WORK TO COMPLETE —
Return each line that holds the word "المصباح".

SUPPLIED MATERIAL —
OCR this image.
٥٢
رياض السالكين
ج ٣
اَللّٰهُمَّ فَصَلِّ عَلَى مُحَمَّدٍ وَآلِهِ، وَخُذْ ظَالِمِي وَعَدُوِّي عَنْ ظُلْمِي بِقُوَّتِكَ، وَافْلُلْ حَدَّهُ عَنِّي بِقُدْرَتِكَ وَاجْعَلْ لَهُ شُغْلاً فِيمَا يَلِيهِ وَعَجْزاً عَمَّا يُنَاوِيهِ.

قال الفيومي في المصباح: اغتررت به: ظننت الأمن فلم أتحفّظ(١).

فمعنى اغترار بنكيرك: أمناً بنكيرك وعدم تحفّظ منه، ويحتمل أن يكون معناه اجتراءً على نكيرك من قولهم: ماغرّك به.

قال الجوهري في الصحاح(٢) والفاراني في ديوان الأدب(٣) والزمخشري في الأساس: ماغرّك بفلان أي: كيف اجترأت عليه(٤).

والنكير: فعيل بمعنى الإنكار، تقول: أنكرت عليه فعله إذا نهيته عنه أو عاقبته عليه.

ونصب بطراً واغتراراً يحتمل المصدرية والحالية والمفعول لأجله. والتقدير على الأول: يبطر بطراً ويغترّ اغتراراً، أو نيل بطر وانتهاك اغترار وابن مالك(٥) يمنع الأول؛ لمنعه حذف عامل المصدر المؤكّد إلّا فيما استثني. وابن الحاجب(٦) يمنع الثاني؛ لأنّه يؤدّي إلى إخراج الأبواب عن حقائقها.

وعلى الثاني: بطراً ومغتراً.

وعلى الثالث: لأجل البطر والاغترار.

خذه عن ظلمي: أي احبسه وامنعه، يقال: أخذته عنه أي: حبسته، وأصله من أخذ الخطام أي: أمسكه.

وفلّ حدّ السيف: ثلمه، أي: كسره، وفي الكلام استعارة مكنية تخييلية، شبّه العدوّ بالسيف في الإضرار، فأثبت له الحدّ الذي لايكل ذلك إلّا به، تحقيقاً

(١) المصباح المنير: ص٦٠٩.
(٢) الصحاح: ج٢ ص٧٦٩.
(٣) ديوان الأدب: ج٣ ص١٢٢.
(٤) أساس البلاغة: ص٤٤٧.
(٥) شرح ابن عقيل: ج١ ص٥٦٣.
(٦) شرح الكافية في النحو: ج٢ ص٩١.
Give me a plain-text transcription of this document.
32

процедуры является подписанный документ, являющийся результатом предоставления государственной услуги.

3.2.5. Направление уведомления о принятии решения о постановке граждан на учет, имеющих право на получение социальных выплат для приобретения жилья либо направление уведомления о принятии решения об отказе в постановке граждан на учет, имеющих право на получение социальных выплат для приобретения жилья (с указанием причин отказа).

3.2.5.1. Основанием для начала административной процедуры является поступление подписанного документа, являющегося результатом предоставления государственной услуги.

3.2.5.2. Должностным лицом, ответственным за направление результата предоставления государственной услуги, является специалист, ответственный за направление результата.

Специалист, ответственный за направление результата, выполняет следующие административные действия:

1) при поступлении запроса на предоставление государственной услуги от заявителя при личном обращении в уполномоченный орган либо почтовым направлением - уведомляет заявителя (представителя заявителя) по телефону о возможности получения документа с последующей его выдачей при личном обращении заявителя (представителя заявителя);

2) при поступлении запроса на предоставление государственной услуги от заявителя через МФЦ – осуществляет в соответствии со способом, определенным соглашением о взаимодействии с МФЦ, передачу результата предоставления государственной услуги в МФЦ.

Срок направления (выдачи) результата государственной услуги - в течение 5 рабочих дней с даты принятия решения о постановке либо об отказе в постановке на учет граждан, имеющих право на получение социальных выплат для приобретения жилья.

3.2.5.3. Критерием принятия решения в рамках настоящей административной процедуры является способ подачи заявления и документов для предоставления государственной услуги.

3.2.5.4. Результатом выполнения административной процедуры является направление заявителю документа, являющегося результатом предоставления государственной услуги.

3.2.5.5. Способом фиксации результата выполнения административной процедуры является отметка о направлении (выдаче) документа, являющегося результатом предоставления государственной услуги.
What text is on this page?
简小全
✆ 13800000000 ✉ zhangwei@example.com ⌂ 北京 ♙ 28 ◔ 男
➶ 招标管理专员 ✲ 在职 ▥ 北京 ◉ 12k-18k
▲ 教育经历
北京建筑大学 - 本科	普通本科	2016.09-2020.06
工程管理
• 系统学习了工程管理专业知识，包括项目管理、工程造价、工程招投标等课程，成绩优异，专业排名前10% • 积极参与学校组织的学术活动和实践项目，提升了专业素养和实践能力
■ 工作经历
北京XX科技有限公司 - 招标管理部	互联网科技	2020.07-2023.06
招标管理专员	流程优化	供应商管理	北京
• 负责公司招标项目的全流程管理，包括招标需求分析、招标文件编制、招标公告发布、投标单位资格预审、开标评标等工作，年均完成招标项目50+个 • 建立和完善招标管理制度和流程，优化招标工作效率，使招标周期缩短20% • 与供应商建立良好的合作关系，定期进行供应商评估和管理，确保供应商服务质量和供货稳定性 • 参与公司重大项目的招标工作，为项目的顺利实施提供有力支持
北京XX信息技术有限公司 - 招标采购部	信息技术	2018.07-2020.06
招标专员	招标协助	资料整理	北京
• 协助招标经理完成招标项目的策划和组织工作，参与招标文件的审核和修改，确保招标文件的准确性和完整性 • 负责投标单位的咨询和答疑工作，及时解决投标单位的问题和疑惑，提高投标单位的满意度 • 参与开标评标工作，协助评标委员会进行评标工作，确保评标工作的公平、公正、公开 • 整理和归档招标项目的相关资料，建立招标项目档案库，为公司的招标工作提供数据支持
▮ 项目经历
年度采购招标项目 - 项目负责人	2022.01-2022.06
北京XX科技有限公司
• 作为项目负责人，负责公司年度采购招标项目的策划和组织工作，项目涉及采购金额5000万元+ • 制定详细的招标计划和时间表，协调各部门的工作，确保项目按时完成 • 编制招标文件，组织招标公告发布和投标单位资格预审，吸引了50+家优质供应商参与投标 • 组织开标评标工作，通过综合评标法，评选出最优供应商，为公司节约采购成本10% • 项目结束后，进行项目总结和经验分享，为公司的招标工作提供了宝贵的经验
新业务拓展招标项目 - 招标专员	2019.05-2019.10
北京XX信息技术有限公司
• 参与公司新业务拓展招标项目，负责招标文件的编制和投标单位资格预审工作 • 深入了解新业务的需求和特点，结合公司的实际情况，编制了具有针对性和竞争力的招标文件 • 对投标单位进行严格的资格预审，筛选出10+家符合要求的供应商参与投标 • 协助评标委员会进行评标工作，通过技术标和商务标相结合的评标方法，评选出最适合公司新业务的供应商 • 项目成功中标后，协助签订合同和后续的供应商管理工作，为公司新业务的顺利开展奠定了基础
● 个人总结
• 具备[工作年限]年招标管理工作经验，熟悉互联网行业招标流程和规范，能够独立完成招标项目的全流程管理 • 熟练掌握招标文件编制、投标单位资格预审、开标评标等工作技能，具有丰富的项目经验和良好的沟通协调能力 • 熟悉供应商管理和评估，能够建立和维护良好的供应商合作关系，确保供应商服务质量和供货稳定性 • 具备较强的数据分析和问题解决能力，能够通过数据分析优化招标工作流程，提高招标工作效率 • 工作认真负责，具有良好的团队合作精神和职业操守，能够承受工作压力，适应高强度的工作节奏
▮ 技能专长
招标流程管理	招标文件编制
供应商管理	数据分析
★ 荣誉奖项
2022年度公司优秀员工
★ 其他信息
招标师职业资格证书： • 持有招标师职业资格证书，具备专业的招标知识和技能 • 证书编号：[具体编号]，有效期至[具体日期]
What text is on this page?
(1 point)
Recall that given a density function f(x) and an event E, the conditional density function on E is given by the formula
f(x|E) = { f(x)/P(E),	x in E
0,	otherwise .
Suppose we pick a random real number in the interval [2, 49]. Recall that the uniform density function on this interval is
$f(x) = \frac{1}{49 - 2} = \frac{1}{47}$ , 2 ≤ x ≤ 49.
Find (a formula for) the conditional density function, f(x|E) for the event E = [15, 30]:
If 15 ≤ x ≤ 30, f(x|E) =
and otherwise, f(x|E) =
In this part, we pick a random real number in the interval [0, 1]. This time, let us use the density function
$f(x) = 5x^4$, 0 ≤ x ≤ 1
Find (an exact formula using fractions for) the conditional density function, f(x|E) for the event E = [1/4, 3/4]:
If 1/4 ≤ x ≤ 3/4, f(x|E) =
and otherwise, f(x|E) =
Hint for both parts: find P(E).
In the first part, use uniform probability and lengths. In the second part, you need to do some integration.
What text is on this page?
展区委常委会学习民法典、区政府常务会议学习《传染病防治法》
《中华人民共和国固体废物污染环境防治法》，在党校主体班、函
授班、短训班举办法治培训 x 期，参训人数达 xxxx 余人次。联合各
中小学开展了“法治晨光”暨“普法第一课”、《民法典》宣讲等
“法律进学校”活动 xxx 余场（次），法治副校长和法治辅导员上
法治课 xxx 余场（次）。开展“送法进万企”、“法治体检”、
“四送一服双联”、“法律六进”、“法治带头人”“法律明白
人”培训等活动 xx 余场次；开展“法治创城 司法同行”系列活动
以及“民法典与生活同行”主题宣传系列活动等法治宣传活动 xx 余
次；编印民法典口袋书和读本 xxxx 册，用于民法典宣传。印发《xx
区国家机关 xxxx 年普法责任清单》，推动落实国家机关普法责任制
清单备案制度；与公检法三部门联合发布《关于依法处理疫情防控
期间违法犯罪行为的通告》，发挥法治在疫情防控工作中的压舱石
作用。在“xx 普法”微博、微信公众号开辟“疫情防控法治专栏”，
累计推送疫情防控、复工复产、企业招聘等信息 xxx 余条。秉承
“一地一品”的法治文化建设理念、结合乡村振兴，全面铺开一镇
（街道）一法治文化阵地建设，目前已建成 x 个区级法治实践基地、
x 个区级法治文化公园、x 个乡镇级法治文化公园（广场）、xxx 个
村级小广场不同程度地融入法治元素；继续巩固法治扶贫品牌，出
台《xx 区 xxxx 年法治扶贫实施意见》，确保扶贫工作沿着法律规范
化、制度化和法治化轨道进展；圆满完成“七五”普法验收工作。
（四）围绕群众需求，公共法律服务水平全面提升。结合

RIGHT ANSWER —
قال الفيومي في المصباح: اغتررت به: ظننت الأمن فلم أتحفّظ(١).
(١) المصباح المنير: ص٦٠٩.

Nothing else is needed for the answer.